| Information shown |
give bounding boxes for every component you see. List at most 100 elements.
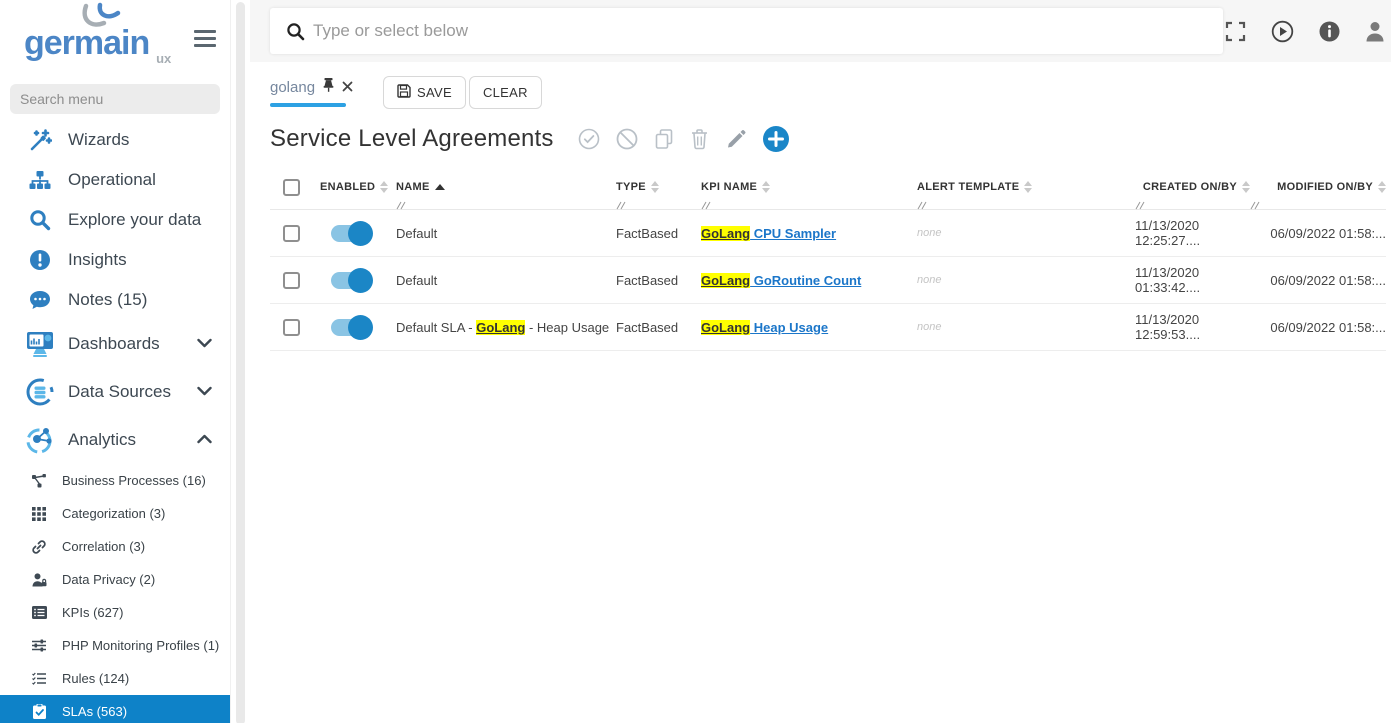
modified-on-by: 06/09/2022 01:58:... [1250, 226, 1386, 241]
column-resize-handle[interactable] [917, 200, 927, 213]
alert-template-value: none [917, 227, 941, 239]
row-checkbox[interactable] [283, 319, 300, 336]
hamburger-menu-icon[interactable] [194, 26, 216, 51]
column-header-kpi-name[interactable]: KPI NAME [701, 174, 917, 200]
kpi-name-link[interactable]: GoLang CPU Sampler [701, 226, 836, 241]
sla-name: Default SLA - GoLang - Heap Usage [396, 320, 616, 335]
title-action-icons [578, 125, 790, 153]
alert-template-value: none [917, 274, 941, 286]
magic-wand-icon [24, 128, 56, 152]
sidebar-item-dashboards[interactable]: Dashboards [0, 320, 230, 368]
check-circle-icon[interactable] [578, 128, 600, 150]
global-search [270, 8, 1223, 54]
sidebar-item-label: Dashboards [68, 334, 197, 354]
pencil-icon[interactable] [725, 129, 746, 150]
sidebar-item-notes[interactable]: Notes (15) [0, 280, 230, 320]
pin-icon[interactable] [322, 78, 335, 97]
sidebar-item-correlation[interactable]: Correlation (3) [0, 530, 230, 563]
sort-icon[interactable] [380, 181, 388, 193]
save-button[interactable]: SAVE [383, 76, 466, 109]
sidebar-search-input[interactable] [10, 84, 220, 114]
fullscreen-icon[interactable] [1225, 21, 1246, 42]
sidebar-item-slas[interactable]: SLAs (563) [0, 695, 230, 723]
sort-icon[interactable] [651, 181, 659, 193]
sidebar-item-kpis[interactable]: KPIs (627) [0, 596, 230, 629]
save-button-label: SAVE [417, 85, 452, 100]
sort-icon[interactable] [1378, 181, 1386, 193]
created-on-by: 11/13/2020 01:33:42.... [1135, 265, 1250, 295]
table-header-row: ENABLED NAME TYPE [270, 168, 1386, 210]
sort-icon[interactable] [1024, 181, 1032, 193]
alert-template-value: none [917, 321, 941, 333]
sidebar-item-data-privacy[interactable]: Data Privacy (2) [0, 563, 230, 596]
column-header-created[interactable]: CREATED ON/BY [1135, 174, 1250, 200]
column-resize-handle[interactable] [616, 200, 626, 213]
sidebar-item-operational[interactable]: Operational [0, 160, 230, 200]
column-header-name[interactable]: NAME [396, 174, 616, 200]
sidebar-item-label: SLAs (563) [62, 704, 127, 719]
database-icon [24, 377, 56, 407]
app-window: germain ux Wizards [0, 0, 1391, 723]
comment-icon [24, 288, 56, 312]
column-header-label: CREATED ON/BY [1143, 181, 1237, 193]
remove-tag-icon[interactable] [342, 79, 353, 97]
sidebar-item-wizards[interactable]: Wizards [0, 120, 230, 160]
sort-asc-icon[interactable] [435, 184, 445, 190]
sidebar-search [10, 84, 220, 114]
copy-icon[interactable] [654, 128, 674, 150]
column-resize-handle[interactable] [701, 200, 711, 213]
sidebar-item-label: Categorization (3) [62, 506, 165, 521]
user-icon[interactable] [1365, 21, 1385, 42]
sidebar-item-analytics[interactable]: Analytics [0, 416, 230, 464]
search-icon [24, 208, 56, 232]
enabled-toggle[interactable] [331, 225, 369, 242]
kpi-name-link[interactable]: GoLang GoRoutine Count [701, 273, 861, 288]
add-button[interactable] [762, 125, 790, 153]
column-resize-handle[interactable] [1135, 200, 1145, 213]
column-header-enabled[interactable]: ENABLED [320, 174, 396, 200]
ban-icon[interactable] [616, 128, 638, 150]
filter-tag-golang[interactable]: golang [270, 76, 355, 107]
column-resize-handle[interactable] [396, 200, 406, 213]
modified-on-by: 06/09/2022 01:58:... [1250, 320, 1386, 335]
enabled-toggle[interactable] [331, 319, 369, 336]
sort-icon[interactable] [762, 181, 770, 193]
row-checkbox[interactable] [283, 225, 300, 242]
play-circle-icon[interactable] [1271, 20, 1294, 43]
sidebar-item-insights[interactable]: Insights [0, 240, 230, 280]
clear-button[interactable]: CLEAR [469, 76, 542, 109]
column-resize-handle[interactable] [1250, 200, 1260, 213]
sidebar-scrollbar[interactable] [230, 0, 250, 723]
sidebar: germain ux Wizards [0, 0, 230, 723]
sort-icon[interactable] [1242, 181, 1250, 193]
global-search-input[interactable] [313, 8, 1223, 54]
save-icon [397, 84, 411, 101]
enabled-toggle[interactable] [331, 272, 369, 289]
table-row: Default FactBased GoLang GoRoutine Count… [270, 257, 1386, 304]
column-header-label: NAME [396, 181, 430, 193]
sla-table: ENABLED NAME TYPE [270, 168, 1386, 351]
select-all-checkbox[interactable] [283, 179, 300, 196]
logo-ux-text: ux [156, 51, 171, 66]
page-title: Service Level Agreements [270, 125, 554, 153]
sidebar-item-explore[interactable]: Explore your data [0, 200, 230, 240]
sla-name: Default [396, 226, 616, 241]
scrollbar-thumb[interactable] [236, 2, 245, 723]
link-icon [28, 540, 50, 554]
column-header-type[interactable]: TYPE [616, 174, 701, 200]
trash-icon[interactable] [690, 128, 709, 150]
kpi-name-link[interactable]: GoLang Heap Usage [701, 320, 828, 335]
grid-icon [28, 507, 50, 521]
sidebar-item-label: Operational [68, 170, 230, 190]
row-checkbox[interactable] [283, 272, 300, 289]
sidebar-item-categorization[interactable]: Categorization (3) [0, 497, 230, 530]
title-row: Service Level Agreements [250, 112, 1391, 158]
sidebar-item-php-monitoring-profiles[interactable]: PHP Monitoring Profiles (1) [0, 629, 230, 662]
column-header-modified[interactable]: MODIFIED ON/BY [1250, 174, 1386, 200]
column-header-alert-template[interactable]: ALERT TEMPLATE [917, 174, 1135, 200]
sidebar-item-label: Insights [68, 250, 230, 270]
sidebar-item-data-sources[interactable]: Data Sources [0, 368, 230, 416]
info-circle-icon[interactable] [1319, 21, 1340, 42]
sidebar-item-rules[interactable]: Rules (124) [0, 662, 230, 695]
sidebar-item-business-processes[interactable]: Business Processes (16) [0, 464, 230, 497]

| Problem to solve |
Identify every line in the entries above that contains the word "save", and copy each of those lines in full.

| Result below |
save-button[interactable]: SAVE [383, 76, 466, 109]
save-button-label: SAVE [417, 85, 452, 100]
save-icon [397, 84, 411, 101]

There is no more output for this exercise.